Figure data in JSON
>> Begin
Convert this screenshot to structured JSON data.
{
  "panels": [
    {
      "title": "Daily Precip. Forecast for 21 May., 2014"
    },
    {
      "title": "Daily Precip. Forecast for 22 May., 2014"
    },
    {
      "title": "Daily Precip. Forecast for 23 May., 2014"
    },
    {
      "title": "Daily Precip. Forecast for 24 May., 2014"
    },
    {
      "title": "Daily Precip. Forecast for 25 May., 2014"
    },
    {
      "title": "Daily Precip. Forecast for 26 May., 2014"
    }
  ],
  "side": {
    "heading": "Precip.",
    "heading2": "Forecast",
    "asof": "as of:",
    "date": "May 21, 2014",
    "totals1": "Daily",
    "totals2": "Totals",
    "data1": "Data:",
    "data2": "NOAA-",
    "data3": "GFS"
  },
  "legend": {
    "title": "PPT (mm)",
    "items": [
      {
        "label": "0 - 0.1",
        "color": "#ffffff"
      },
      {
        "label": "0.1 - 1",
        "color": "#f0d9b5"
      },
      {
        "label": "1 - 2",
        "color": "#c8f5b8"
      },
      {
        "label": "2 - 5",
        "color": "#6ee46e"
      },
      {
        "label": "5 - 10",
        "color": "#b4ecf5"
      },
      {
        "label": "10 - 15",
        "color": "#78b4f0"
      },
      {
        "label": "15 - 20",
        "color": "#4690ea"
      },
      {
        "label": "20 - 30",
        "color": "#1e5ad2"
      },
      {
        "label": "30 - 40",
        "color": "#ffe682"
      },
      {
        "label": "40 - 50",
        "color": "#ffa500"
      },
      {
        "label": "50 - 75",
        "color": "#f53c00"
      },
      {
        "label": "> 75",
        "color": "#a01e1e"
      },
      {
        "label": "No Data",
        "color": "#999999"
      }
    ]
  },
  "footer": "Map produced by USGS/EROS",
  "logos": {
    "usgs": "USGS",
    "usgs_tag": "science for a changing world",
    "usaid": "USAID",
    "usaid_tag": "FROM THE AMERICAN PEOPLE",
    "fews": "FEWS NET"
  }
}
>> End
* [INSTRUCTION]:
Restate the whole listing exactly, leaving out nothing.

* [RESULT OF THIS EXERCISE]:
Convert this screenshot to structured JSON data.
{
  "panels": [
    {
      "title": "Daily Precip. Forecast for 21 May., 2014"
    },
    {
      "title": "Daily Precip. Forecast for 22 May., 2014"
    },
    {
      "title": "Daily Precip. Forecast for 23 May., 2014"
    },
    {
      "title": "Daily Precip. Forecast for 24 May., 2014"
    },
    {
      "title": "Daily Precip. Forecast for 25 May., 2014"
    },
    {
      "title": "Daily Precip. Forecast for 26 May., 2014"
    }
  ],
  "side": {
    "heading": "Precip.",
    "heading2": "Forecast",
    "asof": "as of:",
    "date": "May 21, 2014",
    "totals1": "Daily",
    "totals2": "Totals",
    "data1": "Data:",
    "data2": "NOAA-",
    "data3": "GFS"
  },
  "legend": {
    "title": "PPT (mm)",
    "items": [
      {
        "label": "0 - 0.1",
        "color": "#ffffff"
      },
      {
        "label": "0.1 - 1",
        "color": "#f0d9b5"
      },
      {
        "label": "1 - 2",
        "color": "#c8f5b8"
      },
      {
        "label": "2 - 5",
        "color": "#6ee46e"
      },
      {
        "label": "5 - 10",
        "color": "#b4ecf5"
      },
      {
        "label": "10 - 15",
        "color": "#78b4f0"
      },
      {
        "label": "15 - 20",
        "color": "#4690ea"
      },
      {
        "label": "20 - 30",
        "color": "#1e5ad2"
      },
      {
        "label": "30 - 40",
        "color": "#ffe682"
      },
      {
        "label": "40 - 50",
        "color": "#ffa500"
      },
      {
        "label": "50 - 75",
        "color": "#f53c00"
      },
      {
        "label": "> 75",
        "color": "#a01e1e"
      },
      {
        "label": "No Data",
        "color": "#999999"
      }
    ]
  },
  "footer": "Map produced by USGS/EROS",
  "logos": {
    "usgs": "USGS",
    "usgs_tag": "science for a changing world",
    "usaid": "USAID",
    "usaid_tag": "FROM THE AMERICAN PEOPLE",
    "fews": "FEWS NET"
  }
}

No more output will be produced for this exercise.